Directions | Search the data below for the string "Blueprints". Extract every line that contains it.

A block of data |
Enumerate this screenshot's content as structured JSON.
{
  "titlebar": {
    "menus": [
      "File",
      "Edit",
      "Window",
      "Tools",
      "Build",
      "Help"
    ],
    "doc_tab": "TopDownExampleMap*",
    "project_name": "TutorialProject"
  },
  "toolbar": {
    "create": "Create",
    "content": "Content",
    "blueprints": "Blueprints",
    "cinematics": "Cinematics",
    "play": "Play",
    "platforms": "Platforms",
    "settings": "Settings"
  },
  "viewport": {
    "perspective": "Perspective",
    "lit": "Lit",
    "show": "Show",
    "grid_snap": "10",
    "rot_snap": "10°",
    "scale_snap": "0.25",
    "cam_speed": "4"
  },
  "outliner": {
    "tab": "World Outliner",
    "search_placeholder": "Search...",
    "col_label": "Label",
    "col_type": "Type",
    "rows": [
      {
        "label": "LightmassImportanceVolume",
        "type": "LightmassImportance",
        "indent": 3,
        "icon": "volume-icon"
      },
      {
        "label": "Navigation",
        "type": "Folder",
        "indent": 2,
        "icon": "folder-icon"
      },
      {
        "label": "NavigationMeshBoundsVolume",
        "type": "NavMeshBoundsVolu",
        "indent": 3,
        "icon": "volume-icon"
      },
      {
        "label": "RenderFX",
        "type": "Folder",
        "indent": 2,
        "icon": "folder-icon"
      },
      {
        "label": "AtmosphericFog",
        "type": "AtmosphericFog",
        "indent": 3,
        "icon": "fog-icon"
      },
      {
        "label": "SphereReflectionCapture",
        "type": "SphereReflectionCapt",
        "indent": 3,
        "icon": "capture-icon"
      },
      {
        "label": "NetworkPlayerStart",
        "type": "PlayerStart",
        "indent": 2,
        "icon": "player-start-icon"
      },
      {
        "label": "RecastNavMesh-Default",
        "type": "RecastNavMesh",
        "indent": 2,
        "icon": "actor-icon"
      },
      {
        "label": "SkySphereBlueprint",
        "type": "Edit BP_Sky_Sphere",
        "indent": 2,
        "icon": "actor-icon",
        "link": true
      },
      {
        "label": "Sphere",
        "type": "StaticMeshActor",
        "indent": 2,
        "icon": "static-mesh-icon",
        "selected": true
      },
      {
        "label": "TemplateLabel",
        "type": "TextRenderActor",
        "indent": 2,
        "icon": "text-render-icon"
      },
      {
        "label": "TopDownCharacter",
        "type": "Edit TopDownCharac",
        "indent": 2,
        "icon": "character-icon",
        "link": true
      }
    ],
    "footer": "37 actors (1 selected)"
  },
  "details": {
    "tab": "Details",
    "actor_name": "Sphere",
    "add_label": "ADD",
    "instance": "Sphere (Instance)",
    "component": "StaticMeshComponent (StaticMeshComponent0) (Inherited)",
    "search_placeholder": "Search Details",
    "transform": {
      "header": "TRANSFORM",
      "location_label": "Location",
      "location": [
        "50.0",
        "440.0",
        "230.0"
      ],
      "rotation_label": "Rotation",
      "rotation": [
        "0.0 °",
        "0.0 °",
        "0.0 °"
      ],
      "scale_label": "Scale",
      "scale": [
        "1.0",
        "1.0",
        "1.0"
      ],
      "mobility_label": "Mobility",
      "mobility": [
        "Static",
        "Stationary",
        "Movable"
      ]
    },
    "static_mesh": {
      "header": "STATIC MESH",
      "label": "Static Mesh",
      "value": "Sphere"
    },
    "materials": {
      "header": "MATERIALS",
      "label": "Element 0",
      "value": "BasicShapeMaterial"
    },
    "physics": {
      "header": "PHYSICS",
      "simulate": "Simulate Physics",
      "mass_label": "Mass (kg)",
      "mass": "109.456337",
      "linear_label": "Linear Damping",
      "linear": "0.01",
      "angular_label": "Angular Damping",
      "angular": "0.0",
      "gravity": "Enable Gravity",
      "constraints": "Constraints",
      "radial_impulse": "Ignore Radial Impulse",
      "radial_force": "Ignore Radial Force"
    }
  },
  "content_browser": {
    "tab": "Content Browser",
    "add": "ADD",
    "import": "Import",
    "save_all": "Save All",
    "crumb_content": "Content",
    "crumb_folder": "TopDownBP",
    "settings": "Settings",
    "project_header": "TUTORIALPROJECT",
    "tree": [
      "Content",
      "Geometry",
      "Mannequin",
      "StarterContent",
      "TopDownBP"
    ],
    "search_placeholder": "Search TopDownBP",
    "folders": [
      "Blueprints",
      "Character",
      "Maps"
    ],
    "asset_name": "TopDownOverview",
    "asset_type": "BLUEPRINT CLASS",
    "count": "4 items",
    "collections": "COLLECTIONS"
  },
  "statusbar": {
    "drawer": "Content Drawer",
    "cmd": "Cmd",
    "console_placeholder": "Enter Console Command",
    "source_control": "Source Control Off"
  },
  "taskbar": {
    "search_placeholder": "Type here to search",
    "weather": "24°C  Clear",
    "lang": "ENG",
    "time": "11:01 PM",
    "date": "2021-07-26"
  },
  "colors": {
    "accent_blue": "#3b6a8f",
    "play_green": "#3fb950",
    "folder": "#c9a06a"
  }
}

Solved problem |
    "blueprints": "Blueprints",
      "Blueprints",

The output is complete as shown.